### What you have to do:
Keep the wording of each record exactly the same when you repeat it, and leave out pictures.

[Lines of data]
## Start

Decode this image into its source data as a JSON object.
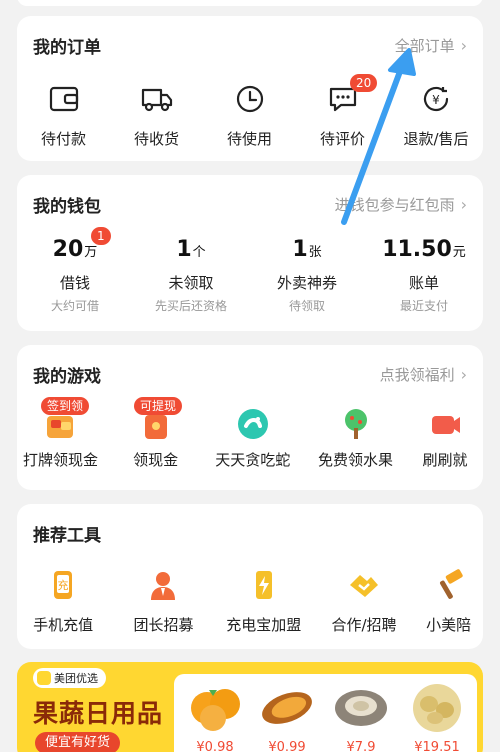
{
  "orders": {
    "title": "我的订单",
    "link": "全部订单",
    "items": [
      {
        "label": "待付款",
        "icon": "wallet-icon"
      },
      {
        "label": "待收货",
        "icon": "truck-icon"
      },
      {
        "label": "待使用",
        "icon": "clock-icon"
      },
      {
        "label": "待评价",
        "icon": "comment-icon",
        "badge": "20"
      },
      {
        "label": "退款/售后",
        "icon": "refund-icon"
      }
    ]
  },
  "wallet": {
    "title": "我的钱包",
    "link": "进钱包参与红包雨",
    "items": [
      {
        "num": "20",
        "unit": "万",
        "label": "借钱",
        "sub": "大约可借",
        "badge": "1"
      },
      {
        "num": "1",
        "unit": "个",
        "label": "未领取",
        "sub": "先买后还资格"
      },
      {
        "num": "1",
        "unit": "张",
        "label": "外卖神券",
        "sub": "待领取"
      },
      {
        "num": "11.50",
        "unit": "元",
        "label": "账单",
        "sub": "最近支付"
      }
    ]
  },
  "games": {
    "title": "我的游戏",
    "link": "点我领福利",
    "items": [
      {
        "label": "打牌领现金",
        "tag": "签到领",
        "icon": "cards-game-icon"
      },
      {
        "label": "领现金",
        "tag": "可提现",
        "icon": "cash-envelope-icon"
      },
      {
        "label": "天天贪吃蛇",
        "icon": "snake-game-icon"
      },
      {
        "label": "免费领水果",
        "icon": "fruit-tree-icon"
      },
      {
        "label": "刷刷就",
        "icon": "video-icon"
      }
    ]
  },
  "tools": {
    "title": "推荐工具",
    "items": [
      {
        "label": "手机充值",
        "icon": "phone-recharge-icon"
      },
      {
        "label": "团长招募",
        "icon": "leader-recruit-icon"
      },
      {
        "label": "充电宝加盟",
        "icon": "power-bank-icon"
      },
      {
        "label": "合作/招聘",
        "icon": "handshake-icon"
      },
      {
        "label": "小美陪",
        "icon": "hammer-icon"
      }
    ]
  },
  "promo": {
    "brand": "美团优选",
    "headline": "果蔬日用品",
    "sub": "便宜有好货",
    "products": [
      {
        "price": "¥0.98",
        "icon": "orange-icon"
      },
      {
        "price": "¥0.99",
        "icon": "sweet-potato-icon"
      },
      {
        "price": "¥7.9",
        "icon": "oyster-icon"
      },
      {
        "price": "¥19.51",
        "icon": "potato-icon"
      }
    ]
  },
  "colors": {
    "accent": "#f5a623",
    "badge": "#f04b34",
    "arrow": "#3b9ef0",
    "promo_bg": "#ffd731"
  }
}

## End

### Solution:
Decode this image into its source data as a JSON object.
{
  "orders": {
    "title": "我的订单",
    "link": "全部订单",
    "items": [
      {
        "label": "待付款",
        "icon": "wallet-icon"
      },
      {
        "label": "待收货",
        "icon": "truck-icon"
      },
      {
        "label": "待使用",
        "icon": "clock-icon"
      },
      {
        "label": "待评价",
        "icon": "comment-icon",
        "badge": "20"
      },
      {
        "label": "退款/售后",
        "icon": "refund-icon"
      }
    ]
  },
  "wallet": {
    "title": "我的钱包",
    "link": "进钱包参与红包雨",
    "items": [
      {
        "num": "20",
        "unit": "万",
        "label": "借钱",
        "sub": "大约可借",
        "badge": "1"
      },
      {
        "num": "1",
        "unit": "个",
        "label": "未领取",
        "sub": "先买后还资格"
      },
      {
        "num": "1",
        "unit": "张",
        "label": "外卖神券",
        "sub": "待领取"
      },
      {
        "num": "11.50",
        "unit": "元",
        "label": "账单",
        "sub": "最近支付"
      }
    ]
  },
  "games": {
    "title": "我的游戏",
    "link": "点我领福利",
    "items": [
      {
        "label": "打牌领现金",
        "tag": "签到领",
        "icon": "cards-game-icon"
      },
      {
        "label": "领现金",
        "tag": "可提现",
        "icon": "cash-envelope-icon"
      },
      {
        "label": "天天贪吃蛇",
        "icon": "snake-game-icon"
      },
      {
        "label": "免费领水果",
        "icon": "fruit-tree-icon"
      },
      {
        "label": "刷刷就",
        "icon": "video-icon"
      }
    ]
  },
  "tools": {
    "title": "推荐工具",
    "items": [
      {
        "label": "手机充值",
        "icon": "phone-recharge-icon"
      },
      {
        "label": "团长招募",
        "icon": "leader-recruit-icon"
      },
      {
        "label": "充电宝加盟",
        "icon": "power-bank-icon"
      },
      {
        "label": "合作/招聘",
        "icon": "handshake-icon"
      },
      {
        "label": "小美陪",
        "icon": "hammer-icon"
      }
    ]
  },
  "promo": {
    "brand": "美团优选",
    "headline": "果蔬日用品",
    "sub": "便宜有好货",
    "products": [
      {
        "price": "¥0.98",
        "icon": "orange-icon"
      },
      {
        "price": "¥0.99",
        "icon": "sweet-potato-icon"
      },
      {
        "price": "¥7.9",
        "icon": "oyster-icon"
      },
      {
        "price": "¥19.51",
        "icon": "potato-icon"
      }
    ]
  },
  "colors": {
    "accent": "#f5a623",
    "badge": "#f04b34",
    "arrow": "#3b9ef0",
    "promo_bg": "#ffd731"
  }
}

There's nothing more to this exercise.